> Task directions
Extract the records in full, leaving every picture out.
─── Records ───
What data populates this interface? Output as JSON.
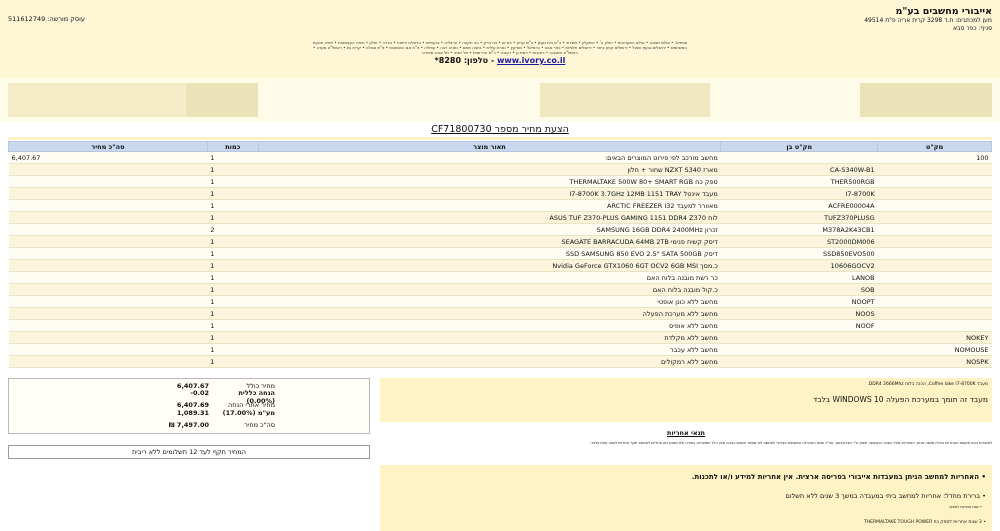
{
  "company": {
    "name": "אייבורי מחשבים בע\"מ",
    "address": "מען למכתבים: ת.ד 3298 קרית אריה פ\"ת 49514",
    "branch": "סניף: כפר סבא"
  },
  "license": "עוסק מורשה: 511612749",
  "ads_text": "סניפים: • אולם תצוגה • אולם התערוכות • חולון ה' • אשקלון • אשדוד • ב\"ש בית נעמן • ב\"ש קריון • בת ים • בני ברק • בני תקווה • הרצליה • גבעתיים • הרצליה פיתוח • חדרה • חולון • חיפה העצמאות • חיפה תנועת המשתמש • ירושלים גבעת שאול • ירושלים קניון ביתר • ירושלים תלפיות • כפר סבא • כרמיאל • מודיעין • נצרת עילית • נתניה מתם • נתניה רבה • עפולה • פ\"ת אם המושבות • פ\"ת סגולה • קרית גת • ראשל\"צ מערב • ראשל\"צ השכונה • רחובות • רמת גן • רעננה • ר\"ש הדרומית • תל אביב • תל אביב ספורט",
  "website": {
    "url": "www.ivory.co.il",
    "phone": "טלפון: 8280*"
  },
  "quote": {
    "title": "הצעת מחיר מספר CF71800730"
  },
  "table": {
    "headers": {
      "item": "מק\"ט",
      "model": "מק\"ט בן",
      "desc": "תאור מוצר",
      "qty": "כמות",
      "total": "סה\"כ מחיר"
    },
    "rows": [
      {
        "item": "100",
        "model": "",
        "desc": "מחשב מורכב לפי פירוט המוצרים הבאים:",
        "qty": "1",
        "total": "6,407.67"
      },
      {
        "item": "",
        "model": "CA-S340W-B1",
        "desc": "מארז NZXT S340 שחור + חלון",
        "qty": "1",
        "total": ""
      },
      {
        "item": "",
        "model": "THER500RGB",
        "desc": "ספק כח THERMALTAKE 500W 80+ SMART RGB",
        "qty": "1",
        "total": ""
      },
      {
        "item": "",
        "model": "I7-8700K",
        "desc": "מעבד אינטל I7-8700K 3.7GHz 12MB 1151 TRAY",
        "qty": "1",
        "total": ""
      },
      {
        "item": "",
        "model": "ACFRE00004A",
        "desc": "מאוורר למעבד ARCTIC FREEZER I32",
        "qty": "1",
        "total": ""
      },
      {
        "item": "",
        "model": "TUFZ370PLUSG",
        "desc": "לוח ASUS TUF Z370-PLUS GAMING 1151 DDR4 Z370",
        "qty": "1",
        "total": ""
      },
      {
        "item": "",
        "model": "M378A2K43CB1",
        "desc": "זכרון SAMSUNG 16GB DDR4 2400MHz",
        "qty": "2",
        "total": ""
      },
      {
        "item": "",
        "model": "ST2000DM006",
        "desc": "דיסק קשיח פנימי SEAGATE BARRACUDA 64MB 2TB",
        "qty": "1",
        "total": ""
      },
      {
        "item": "",
        "model": "SSD850EVO500",
        "desc": "דיסק SSD SAMSUNG 850 EVO 2.5\" SATA 500GB",
        "qty": "1",
        "total": ""
      },
      {
        "item": "",
        "model": "10606GOCV2",
        "desc": "כ.מסך Nvidia GeForce GTX1060 6GT OCV2 6GB MSI",
        "qty": "1",
        "total": ""
      },
      {
        "item": "",
        "model": "LANOB",
        "desc": "כר רשת מובנה בלוח האם",
        "qty": "1",
        "total": ""
      },
      {
        "item": "",
        "model": "SOB",
        "desc": "כ.קול מובנה בלוח האם",
        "qty": "1",
        "total": ""
      },
      {
        "item": "",
        "model": "NOOPT",
        "desc": "מחשב ללא כונן אופטי",
        "qty": "1",
        "total": ""
      },
      {
        "item": "",
        "model": "NOOS",
        "desc": "מחשב ללא מערכת הפעלה",
        "qty": "1",
        "total": ""
      },
      {
        "item": "",
        "model": "NOOF",
        "desc": "מחשב ללא אופיס",
        "qty": "1",
        "total": ""
      },
      {
        "item": "NOKEY",
        "model": "",
        "desc": "מחשב ללא מקלדת",
        "qty": "1",
        "total": ""
      },
      {
        "item": "NOMOUSE",
        "model": "",
        "desc": "מחשב ללא עכבר",
        "qty": "1",
        "total": ""
      },
      {
        "item": "NOSPK",
        "model": "",
        "desc": "מחשב ללא רמקולים",
        "qty": "1",
        "total": ""
      }
    ]
  },
  "totals": {
    "price_label": "מחיר כולל",
    "price": "6,407.67",
    "discount_label": "הנחה כללית (0.00%)",
    "discount": "-0.02",
    "after_label": "מחיר אחרי הנחה",
    "after": "6,407.69",
    "vat_label": "מע\"מ (17.00%)",
    "vat": "1,089.31",
    "total_label": "סה\"כ מחיר",
    "total": "₪ 7,497.00"
  },
  "payment_note": "המחיר תקף לעד 12 תשלומים ללא ריבית",
  "notes": {
    "line1": "מעבד Coffee lake I7-8700K, הכנה בלוח DDR4 2666Mhz.",
    "line2": "מעבד זה תומך במערכת הפעלה WINDOWS 10 בלבד"
  },
  "warranty": {
    "title": "תנאי אחריות",
    "text": "למוצרים בהם תקופת האחריות גדולה משנה אחת, האחריות מעל השנה הראשונה תינתן ע\"י היצרן/יבואן. סה\"כ שנות האחריות המוצעות בצירוף למחשב לפי מספר השנים הגבוה מבין כלל המוצרים. במידה ולא מופיע זמן אחריות למחשב תקף אחריות לשנה אחת בלבד.",
    "line1": "• האחריות למחשב הניתן במעבדות אייבורי בפריסה ארצית. אין אחריות למידע ו/או לתכנות.",
    "line2": "• ברירת מחדל: אחריות למחשב ביתי במעבדה במשך 3 שנים ללא תשלום",
    "line3": "• שנת אחריות לספק:",
    "line4": "• 3 שנות אחריות לספק כח THERMALTAKE TOUGH POWER"
  }
}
───
> Correct result
What data populates this interface? Output as JSON.
{
  "company": {
    "name": "אייבורי מחשבים בע\"מ",
    "address": "מען למכתבים: ת.ד 3298 קרית אריה פ\"ת 49514",
    "branch": "סניף: כפר סבא"
  },
  "license": "עוסק מורשה: 511612749",
  "ads_text": "סניפים: • אולם תצוגה • אולם התערוכות • חולון ה' • אשקלון • אשדוד • ב\"ש בית נעמן • ב\"ש קריון • בת ים • בני ברק • בני תקווה • הרצליה • גבעתיים • הרצליה פיתוח • חדרה • חולון • חיפה העצמאות • חיפה תנועת המשתמש • ירושלים גבעת שאול • ירושלים קניון ביתר • ירושלים תלפיות • כפר סבא • כרמיאל • מודיעין • נצרת עילית • נתניה מתם • נתניה רבה • עפולה • פ\"ת אם המושבות • פ\"ת סגולה • קרית גת • ראשל\"צ מערב • ראשל\"צ השכונה • רחובות • רמת גן • רעננה • ר\"ש הדרומית • תל אביב • תל אביב ספורט",
  "website": {
    "url": "www.ivory.co.il",
    "phone": "טלפון: 8280*"
  },
  "quote": {
    "title": "הצעת מחיר מספר CF71800730"
  },
  "table": {
    "headers": {
      "item": "מק\"ט",
      "model": "מק\"ט בן",
      "desc": "תאור מוצר",
      "qty": "כמות",
      "total": "סה\"כ מחיר"
    },
    "rows": [
      {
        "item": "100",
        "model": "",
        "desc": "מחשב מורכב לפי פירוט המוצרים הבאים:",
        "qty": "1",
        "total": "6,407.67"
      },
      {
        "item": "",
        "model": "CA-S340W-B1",
        "desc": "מארז NZXT S340 שחור + חלון",
        "qty": "1",
        "total": ""
      },
      {
        "item": "",
        "model": "THER500RGB",
        "desc": "ספק כח THERMALTAKE 500W 80+ SMART RGB",
        "qty": "1",
        "total": ""
      },
      {
        "item": "",
        "model": "I7-8700K",
        "desc": "מעבד אינטל I7-8700K 3.7GHz 12MB 1151 TRAY",
        "qty": "1",
        "total": ""
      },
      {
        "item": "",
        "model": "ACFRE00004A",
        "desc": "מאוורר למעבד ARCTIC FREEZER I32",
        "qty": "1",
        "total": ""
      },
      {
        "item": "",
        "model": "TUFZ370PLUSG",
        "desc": "לוח ASUS TUF Z370-PLUS GAMING 1151 DDR4 Z370",
        "qty": "1",
        "total": ""
      },
      {
        "item": "",
        "model": "M378A2K43CB1",
        "desc": "זכרון SAMSUNG 16GB DDR4 2400MHz",
        "qty": "2",
        "total": ""
      },
      {
        "item": "",
        "model": "ST2000DM006",
        "desc": "דיסק קשיח פנימי SEAGATE BARRACUDA 64MB 2TB",
        "qty": "1",
        "total": ""
      },
      {
        "item": "",
        "model": "SSD850EVO500",
        "desc": "דיסק SSD SAMSUNG 850 EVO 2.5\" SATA 500GB",
        "qty": "1",
        "total": ""
      },
      {
        "item": "",
        "model": "10606GOCV2",
        "desc": "כ.מסך Nvidia GeForce GTX1060 6GT OCV2 6GB MSI",
        "qty": "1",
        "total": ""
      },
      {
        "item": "",
        "model": "LANOB",
        "desc": "כר רשת מובנה בלוח האם",
        "qty": "1",
        "total": ""
      },
      {
        "item": "",
        "model": "SOB",
        "desc": "כ.קול מובנה בלוח האם",
        "qty": "1",
        "total": ""
      },
      {
        "item": "",
        "model": "NOOPT",
        "desc": "מחשב ללא כונן אופטי",
        "qty": "1",
        "total": ""
      },
      {
        "item": "",
        "model": "NOOS",
        "desc": "מחשב ללא מערכת הפעלה",
        "qty": "1",
        "total": ""
      },
      {
        "item": "",
        "model": "NOOF",
        "desc": "מחשב ללא אופיס",
        "qty": "1",
        "total": ""
      },
      {
        "item": "NOKEY",
        "model": "",
        "desc": "מחשב ללא מקלדת",
        "qty": "1",
        "total": ""
      },
      {
        "item": "NOMOUSE",
        "model": "",
        "desc": "מחשב ללא עכבר",
        "qty": "1",
        "total": ""
      },
      {
        "item": "NOSPK",
        "model": "",
        "desc": "מחשב ללא רמקולים",
        "qty": "1",
        "total": ""
      }
    ]
  },
  "totals": {
    "price_label": "מחיר כולל",
    "price": "6,407.67",
    "discount_label": "הנחה כללית (0.00%)",
    "discount": "-0.02",
    "after_label": "מחיר אחרי הנחה",
    "after": "6,407.69",
    "vat_label": "מע\"מ (17.00%)",
    "vat": "1,089.31",
    "total_label": "סה\"כ מחיר",
    "total": "₪ 7,497.00"
  },
  "payment_note": "המחיר תקף לעד 12 תשלומים ללא ריבית",
  "notes": {
    "line1": "מעבד Coffee lake I7-8700K, הכנה בלוח DDR4 2666Mhz.",
    "line2": "מעבד זה תומך במערכת הפעלה WINDOWS 10 בלבד"
  },
  "warranty": {
    "title": "תנאי אחריות",
    "text": "למוצרים בהם תקופת האחריות גדולה משנה אחת, האחריות מעל השנה הראשונה תינתן ע\"י היצרן/יבואן. סה\"כ שנות האחריות המוצעות בצירוף למחשב לפי מספר השנים הגבוה מבין כלל המוצרים. במידה ולא מופיע זמן אחריות למחשב תקף אחריות לשנה אחת בלבד.",
    "line1": "• האחריות למחשב הניתן במעבדות אייבורי בפריסה ארצית. אין אחריות למידע ו/או לתכנות.",
    "line2": "• ברירת מחדל: אחריות למחשב ביתי במעבדה במשך 3 שנים ללא תשלום",
    "line3": "• שנת אחריות לספק:",
    "line4": "• 3 שנות אחריות לספק כח THERMALTAKE TOUGH POWER"
  }
}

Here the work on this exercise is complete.